Data in this exercise>
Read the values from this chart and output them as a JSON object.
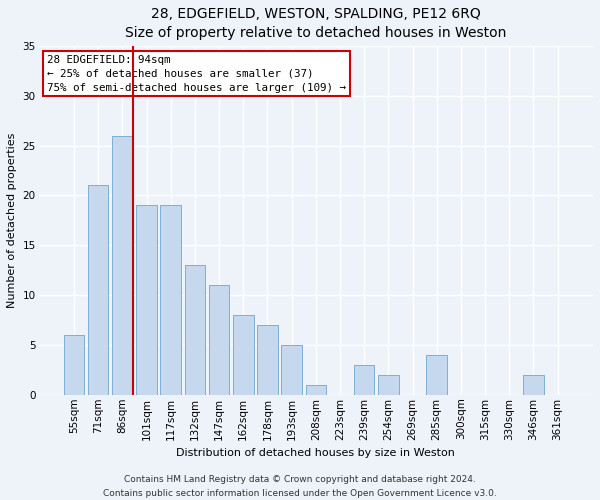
{
  "title": "28, EDGEFIELD, WESTON, SPALDING, PE12 6RQ",
  "subtitle": "Size of property relative to detached houses in Weston",
  "xlabel": "Distribution of detached houses by size in Weston",
  "ylabel": "Number of detached properties",
  "categories": [
    "55sqm",
    "71sqm",
    "86sqm",
    "101sqm",
    "117sqm",
    "132sqm",
    "147sqm",
    "162sqm",
    "178sqm",
    "193sqm",
    "208sqm",
    "223sqm",
    "239sqm",
    "254sqm",
    "269sqm",
    "285sqm",
    "300sqm",
    "315sqm",
    "330sqm",
    "346sqm",
    "361sqm"
  ],
  "values": [
    6,
    21,
    26,
    19,
    19,
    13,
    11,
    8,
    7,
    5,
    1,
    0,
    3,
    2,
    0,
    4,
    0,
    0,
    0,
    2,
    0
  ],
  "bar_color": "#c5d8ee",
  "bar_edge_color": "#7bafd4",
  "vline_bar_index": 2,
  "vline_color": "#cc0000",
  "annotation_line1": "28 EDGEFIELD: 94sqm",
  "annotation_line2": "← 25% of detached houses are smaller (37)",
  "annotation_line3": "75% of semi-detached houses are larger (109) →",
  "annotation_box_color": "#ffffff",
  "annotation_box_edge_color": "#cc0000",
  "ylim": [
    0,
    35
  ],
  "yticks": [
    0,
    5,
    10,
    15,
    20,
    25,
    30,
    35
  ],
  "footer_line1": "Contains HM Land Registry data © Crown copyright and database right 2024.",
  "footer_line2": "Contains public sector information licensed under the Open Government Licence v3.0.",
  "background_color": "#eef2f9",
  "grid_color": "#ffffff",
  "title_fontsize": 10,
  "subtitle_fontsize": 9.5,
  "axis_label_fontsize": 8,
  "tick_fontsize": 7.5,
  "annotation_fontsize": 7.8,
  "footer_fontsize": 6.5
}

Written problem> Above are entries; state the number of lines among them that contain "values", and nothing else.

Result> 2